[begin Listed entries]
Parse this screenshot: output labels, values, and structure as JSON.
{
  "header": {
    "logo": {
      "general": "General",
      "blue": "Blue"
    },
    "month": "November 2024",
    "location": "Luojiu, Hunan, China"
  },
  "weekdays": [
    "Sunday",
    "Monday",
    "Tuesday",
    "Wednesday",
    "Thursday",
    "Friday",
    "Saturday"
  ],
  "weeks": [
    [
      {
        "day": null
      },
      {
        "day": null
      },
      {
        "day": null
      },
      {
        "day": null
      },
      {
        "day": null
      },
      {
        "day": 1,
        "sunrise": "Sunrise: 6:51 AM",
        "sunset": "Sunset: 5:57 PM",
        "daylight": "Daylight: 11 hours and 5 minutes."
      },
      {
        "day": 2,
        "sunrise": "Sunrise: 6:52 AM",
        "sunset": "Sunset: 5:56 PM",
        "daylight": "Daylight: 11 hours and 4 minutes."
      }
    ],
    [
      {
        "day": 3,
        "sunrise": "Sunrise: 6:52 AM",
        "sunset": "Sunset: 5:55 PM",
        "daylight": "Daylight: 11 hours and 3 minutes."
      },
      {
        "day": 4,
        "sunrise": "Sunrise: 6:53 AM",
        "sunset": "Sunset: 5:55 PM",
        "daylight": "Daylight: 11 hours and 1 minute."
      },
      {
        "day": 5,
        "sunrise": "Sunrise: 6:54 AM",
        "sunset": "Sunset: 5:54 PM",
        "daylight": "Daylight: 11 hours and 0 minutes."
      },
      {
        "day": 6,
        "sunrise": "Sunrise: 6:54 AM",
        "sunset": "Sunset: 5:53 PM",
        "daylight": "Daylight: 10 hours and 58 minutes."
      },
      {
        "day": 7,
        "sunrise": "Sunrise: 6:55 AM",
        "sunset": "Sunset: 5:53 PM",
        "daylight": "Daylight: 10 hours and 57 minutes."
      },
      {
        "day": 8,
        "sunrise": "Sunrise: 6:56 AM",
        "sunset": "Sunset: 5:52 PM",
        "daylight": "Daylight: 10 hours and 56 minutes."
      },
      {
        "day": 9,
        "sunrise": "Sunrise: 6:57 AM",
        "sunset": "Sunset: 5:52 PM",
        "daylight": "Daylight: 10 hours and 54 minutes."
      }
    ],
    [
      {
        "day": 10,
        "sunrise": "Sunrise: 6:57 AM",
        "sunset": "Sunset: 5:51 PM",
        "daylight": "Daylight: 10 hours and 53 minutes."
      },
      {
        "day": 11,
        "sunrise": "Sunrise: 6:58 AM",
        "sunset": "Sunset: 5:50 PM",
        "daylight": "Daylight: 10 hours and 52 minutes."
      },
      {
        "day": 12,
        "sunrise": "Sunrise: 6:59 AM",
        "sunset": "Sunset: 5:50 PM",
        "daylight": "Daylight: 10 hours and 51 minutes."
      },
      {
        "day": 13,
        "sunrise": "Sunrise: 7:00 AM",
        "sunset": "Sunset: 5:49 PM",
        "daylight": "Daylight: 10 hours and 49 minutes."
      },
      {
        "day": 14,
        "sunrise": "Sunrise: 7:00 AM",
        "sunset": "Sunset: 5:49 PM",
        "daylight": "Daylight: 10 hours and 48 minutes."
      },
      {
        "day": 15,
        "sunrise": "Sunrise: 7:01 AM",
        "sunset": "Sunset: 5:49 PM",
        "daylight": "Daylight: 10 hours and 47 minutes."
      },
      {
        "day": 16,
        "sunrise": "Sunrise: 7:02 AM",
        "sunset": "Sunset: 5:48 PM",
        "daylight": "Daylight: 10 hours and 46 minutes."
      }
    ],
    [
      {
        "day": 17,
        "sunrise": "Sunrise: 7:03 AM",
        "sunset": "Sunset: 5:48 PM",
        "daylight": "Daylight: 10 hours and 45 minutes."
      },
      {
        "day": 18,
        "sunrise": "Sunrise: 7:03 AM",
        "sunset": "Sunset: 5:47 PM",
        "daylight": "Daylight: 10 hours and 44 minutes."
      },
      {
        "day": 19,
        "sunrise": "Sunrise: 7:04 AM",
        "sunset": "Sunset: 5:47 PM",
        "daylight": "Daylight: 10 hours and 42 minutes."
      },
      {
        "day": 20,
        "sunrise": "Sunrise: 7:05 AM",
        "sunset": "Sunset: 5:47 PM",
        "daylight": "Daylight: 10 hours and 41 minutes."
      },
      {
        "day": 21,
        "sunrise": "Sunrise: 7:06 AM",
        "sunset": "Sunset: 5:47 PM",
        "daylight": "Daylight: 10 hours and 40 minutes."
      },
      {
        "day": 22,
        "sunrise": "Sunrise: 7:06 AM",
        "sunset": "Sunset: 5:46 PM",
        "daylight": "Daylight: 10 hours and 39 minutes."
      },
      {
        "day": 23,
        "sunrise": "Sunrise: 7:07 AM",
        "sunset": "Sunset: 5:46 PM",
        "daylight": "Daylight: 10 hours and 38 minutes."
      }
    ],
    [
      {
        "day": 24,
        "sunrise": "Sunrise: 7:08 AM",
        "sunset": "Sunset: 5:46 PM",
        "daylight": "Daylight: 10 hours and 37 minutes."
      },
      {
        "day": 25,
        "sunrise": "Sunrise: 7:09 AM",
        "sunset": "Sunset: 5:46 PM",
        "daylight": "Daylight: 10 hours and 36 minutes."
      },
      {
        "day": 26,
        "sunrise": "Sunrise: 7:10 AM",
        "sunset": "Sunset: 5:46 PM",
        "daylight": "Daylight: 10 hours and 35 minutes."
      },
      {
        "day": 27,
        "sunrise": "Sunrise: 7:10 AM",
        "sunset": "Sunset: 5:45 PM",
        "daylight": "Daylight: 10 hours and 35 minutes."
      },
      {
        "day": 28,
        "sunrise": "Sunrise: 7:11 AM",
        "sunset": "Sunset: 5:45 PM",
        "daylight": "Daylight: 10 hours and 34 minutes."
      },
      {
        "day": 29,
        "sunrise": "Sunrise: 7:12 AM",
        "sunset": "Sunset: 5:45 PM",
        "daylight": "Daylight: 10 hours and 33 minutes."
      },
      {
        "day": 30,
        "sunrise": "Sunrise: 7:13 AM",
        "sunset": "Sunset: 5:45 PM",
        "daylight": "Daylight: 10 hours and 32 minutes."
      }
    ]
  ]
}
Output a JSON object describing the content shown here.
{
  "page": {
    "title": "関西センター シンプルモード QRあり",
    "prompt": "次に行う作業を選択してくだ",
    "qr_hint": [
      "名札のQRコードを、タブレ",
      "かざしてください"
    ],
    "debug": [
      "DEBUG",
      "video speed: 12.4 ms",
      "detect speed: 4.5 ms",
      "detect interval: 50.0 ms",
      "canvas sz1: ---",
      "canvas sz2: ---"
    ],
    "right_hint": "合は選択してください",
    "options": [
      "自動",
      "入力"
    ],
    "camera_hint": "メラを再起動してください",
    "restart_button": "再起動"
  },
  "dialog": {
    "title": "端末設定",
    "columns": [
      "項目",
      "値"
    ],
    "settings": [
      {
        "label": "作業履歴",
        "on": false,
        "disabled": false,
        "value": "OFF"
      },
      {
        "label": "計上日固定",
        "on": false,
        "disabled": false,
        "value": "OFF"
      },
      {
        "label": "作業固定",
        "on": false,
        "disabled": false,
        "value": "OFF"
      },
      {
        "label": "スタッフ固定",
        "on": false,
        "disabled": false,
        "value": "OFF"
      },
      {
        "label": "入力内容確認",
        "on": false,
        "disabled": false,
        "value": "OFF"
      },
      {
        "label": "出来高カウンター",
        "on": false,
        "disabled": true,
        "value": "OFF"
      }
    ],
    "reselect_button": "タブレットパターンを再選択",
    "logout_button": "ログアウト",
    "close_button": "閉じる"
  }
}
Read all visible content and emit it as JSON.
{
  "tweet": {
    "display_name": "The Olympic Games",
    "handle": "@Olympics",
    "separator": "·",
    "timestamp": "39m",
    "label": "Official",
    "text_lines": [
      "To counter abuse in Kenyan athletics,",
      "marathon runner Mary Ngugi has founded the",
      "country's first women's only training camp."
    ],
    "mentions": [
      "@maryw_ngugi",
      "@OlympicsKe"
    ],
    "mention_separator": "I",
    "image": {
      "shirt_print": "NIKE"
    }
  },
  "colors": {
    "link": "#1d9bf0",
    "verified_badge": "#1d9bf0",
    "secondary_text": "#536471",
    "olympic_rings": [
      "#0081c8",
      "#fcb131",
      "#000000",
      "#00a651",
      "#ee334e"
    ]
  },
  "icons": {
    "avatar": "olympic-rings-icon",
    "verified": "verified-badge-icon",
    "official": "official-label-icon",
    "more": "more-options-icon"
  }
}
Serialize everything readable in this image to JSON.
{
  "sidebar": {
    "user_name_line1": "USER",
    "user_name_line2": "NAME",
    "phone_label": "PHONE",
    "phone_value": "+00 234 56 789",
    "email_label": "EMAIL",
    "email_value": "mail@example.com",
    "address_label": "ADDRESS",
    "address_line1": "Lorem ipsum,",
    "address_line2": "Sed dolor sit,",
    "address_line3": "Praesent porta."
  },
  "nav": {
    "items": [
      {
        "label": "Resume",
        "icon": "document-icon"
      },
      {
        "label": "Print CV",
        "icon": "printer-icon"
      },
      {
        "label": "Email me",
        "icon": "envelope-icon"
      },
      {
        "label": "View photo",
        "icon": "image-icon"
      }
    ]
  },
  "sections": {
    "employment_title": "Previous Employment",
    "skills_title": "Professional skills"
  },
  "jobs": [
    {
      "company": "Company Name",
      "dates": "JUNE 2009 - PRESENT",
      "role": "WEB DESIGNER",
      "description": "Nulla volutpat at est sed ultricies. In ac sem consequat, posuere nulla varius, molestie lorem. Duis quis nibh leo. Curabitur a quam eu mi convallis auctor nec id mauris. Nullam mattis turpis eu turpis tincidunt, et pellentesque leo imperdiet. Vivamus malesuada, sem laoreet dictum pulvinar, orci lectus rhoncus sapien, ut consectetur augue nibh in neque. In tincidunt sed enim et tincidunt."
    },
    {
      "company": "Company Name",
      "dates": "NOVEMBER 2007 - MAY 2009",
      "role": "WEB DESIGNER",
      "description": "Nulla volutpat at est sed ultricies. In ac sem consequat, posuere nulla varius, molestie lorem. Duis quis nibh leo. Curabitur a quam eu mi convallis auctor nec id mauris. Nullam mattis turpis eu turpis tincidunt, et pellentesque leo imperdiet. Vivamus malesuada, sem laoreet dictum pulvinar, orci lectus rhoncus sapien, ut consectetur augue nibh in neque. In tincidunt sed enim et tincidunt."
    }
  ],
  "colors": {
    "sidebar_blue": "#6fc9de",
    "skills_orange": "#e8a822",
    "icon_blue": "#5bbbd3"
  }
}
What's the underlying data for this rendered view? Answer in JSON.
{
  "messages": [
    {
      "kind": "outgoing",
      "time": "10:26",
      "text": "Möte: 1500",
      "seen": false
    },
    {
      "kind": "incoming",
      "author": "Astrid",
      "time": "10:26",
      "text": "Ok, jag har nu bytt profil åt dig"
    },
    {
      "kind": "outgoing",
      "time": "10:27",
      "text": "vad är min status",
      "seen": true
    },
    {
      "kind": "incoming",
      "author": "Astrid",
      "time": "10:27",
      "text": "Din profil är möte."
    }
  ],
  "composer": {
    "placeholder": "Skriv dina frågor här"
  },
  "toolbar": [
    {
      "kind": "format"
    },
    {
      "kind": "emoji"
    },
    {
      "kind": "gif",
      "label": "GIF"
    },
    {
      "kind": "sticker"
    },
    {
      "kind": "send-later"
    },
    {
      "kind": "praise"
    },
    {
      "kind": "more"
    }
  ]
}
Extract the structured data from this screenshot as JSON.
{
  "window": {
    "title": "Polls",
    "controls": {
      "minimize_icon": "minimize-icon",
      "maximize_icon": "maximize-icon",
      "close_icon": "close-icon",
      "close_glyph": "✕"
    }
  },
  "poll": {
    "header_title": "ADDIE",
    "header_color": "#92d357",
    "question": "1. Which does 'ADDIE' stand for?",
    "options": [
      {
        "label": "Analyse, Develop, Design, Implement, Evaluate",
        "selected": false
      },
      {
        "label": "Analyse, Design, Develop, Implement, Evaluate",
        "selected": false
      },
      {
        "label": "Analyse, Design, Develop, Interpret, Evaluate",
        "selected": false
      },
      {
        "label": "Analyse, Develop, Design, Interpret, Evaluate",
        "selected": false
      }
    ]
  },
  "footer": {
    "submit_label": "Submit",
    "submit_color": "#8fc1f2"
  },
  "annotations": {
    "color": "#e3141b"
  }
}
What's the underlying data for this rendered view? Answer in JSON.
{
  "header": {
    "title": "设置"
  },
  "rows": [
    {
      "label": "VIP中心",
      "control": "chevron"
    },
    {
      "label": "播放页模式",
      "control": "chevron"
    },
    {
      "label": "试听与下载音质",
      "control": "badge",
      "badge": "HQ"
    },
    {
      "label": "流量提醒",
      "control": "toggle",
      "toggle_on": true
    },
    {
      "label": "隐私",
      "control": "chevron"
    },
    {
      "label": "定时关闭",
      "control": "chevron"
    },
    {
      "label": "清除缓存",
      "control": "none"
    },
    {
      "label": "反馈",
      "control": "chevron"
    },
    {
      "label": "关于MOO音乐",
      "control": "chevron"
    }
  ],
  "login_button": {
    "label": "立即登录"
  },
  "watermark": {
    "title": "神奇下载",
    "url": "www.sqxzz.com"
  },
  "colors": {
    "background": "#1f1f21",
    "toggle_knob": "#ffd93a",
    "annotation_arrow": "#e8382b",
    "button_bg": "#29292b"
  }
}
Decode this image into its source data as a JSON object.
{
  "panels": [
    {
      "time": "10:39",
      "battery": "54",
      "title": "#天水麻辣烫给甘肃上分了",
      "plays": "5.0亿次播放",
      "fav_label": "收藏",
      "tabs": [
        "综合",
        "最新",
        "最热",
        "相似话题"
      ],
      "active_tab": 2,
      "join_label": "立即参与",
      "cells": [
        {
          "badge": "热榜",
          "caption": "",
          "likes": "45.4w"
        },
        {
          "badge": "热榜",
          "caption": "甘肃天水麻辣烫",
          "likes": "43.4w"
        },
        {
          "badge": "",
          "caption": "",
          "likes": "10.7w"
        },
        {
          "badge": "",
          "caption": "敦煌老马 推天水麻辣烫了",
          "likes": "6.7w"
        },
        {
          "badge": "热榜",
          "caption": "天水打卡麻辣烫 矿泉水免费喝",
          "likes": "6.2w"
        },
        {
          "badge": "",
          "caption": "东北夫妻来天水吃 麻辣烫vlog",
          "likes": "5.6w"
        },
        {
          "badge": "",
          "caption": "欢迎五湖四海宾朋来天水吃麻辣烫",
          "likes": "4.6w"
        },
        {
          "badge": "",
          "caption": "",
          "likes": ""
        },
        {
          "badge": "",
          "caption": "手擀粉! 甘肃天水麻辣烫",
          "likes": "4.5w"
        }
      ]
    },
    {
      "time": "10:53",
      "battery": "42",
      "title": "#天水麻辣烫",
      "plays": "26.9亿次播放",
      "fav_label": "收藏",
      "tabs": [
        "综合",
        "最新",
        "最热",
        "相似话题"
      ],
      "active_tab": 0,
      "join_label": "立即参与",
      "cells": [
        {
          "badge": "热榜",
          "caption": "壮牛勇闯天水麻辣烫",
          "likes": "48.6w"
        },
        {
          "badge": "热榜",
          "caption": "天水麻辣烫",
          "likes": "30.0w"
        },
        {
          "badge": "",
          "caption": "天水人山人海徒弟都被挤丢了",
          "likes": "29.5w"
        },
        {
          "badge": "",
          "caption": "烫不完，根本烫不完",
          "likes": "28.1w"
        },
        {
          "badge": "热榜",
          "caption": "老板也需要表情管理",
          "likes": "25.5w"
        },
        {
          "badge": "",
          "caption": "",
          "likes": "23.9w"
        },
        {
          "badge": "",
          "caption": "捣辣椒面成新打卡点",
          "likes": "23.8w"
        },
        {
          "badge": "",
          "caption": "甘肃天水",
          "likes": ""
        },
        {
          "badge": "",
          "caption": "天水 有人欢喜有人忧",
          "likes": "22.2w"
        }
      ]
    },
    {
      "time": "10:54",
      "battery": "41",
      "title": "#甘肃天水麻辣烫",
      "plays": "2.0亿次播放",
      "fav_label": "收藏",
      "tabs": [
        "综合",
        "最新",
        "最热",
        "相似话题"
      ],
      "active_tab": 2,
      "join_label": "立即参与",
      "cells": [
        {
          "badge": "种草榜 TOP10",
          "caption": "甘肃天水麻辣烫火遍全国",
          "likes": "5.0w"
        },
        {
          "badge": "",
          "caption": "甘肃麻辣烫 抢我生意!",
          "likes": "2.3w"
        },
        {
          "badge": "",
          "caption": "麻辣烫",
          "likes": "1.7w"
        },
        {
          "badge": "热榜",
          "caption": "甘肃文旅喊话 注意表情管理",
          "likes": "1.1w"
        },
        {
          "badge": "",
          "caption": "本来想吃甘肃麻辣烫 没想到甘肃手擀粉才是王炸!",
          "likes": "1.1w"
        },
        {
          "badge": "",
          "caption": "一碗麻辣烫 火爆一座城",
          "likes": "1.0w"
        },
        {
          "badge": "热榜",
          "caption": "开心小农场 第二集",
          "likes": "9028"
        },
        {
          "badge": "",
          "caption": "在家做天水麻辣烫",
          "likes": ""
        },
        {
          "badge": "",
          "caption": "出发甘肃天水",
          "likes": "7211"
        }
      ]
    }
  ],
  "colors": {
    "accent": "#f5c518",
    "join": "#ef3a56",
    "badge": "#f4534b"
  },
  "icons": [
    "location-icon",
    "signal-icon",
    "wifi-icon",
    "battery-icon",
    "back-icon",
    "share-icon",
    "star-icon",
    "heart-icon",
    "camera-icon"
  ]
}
[end Listed entries]
**Directions:**
Say how many lines in the records above hold "Implement", and give no other text.

**Task result:**
2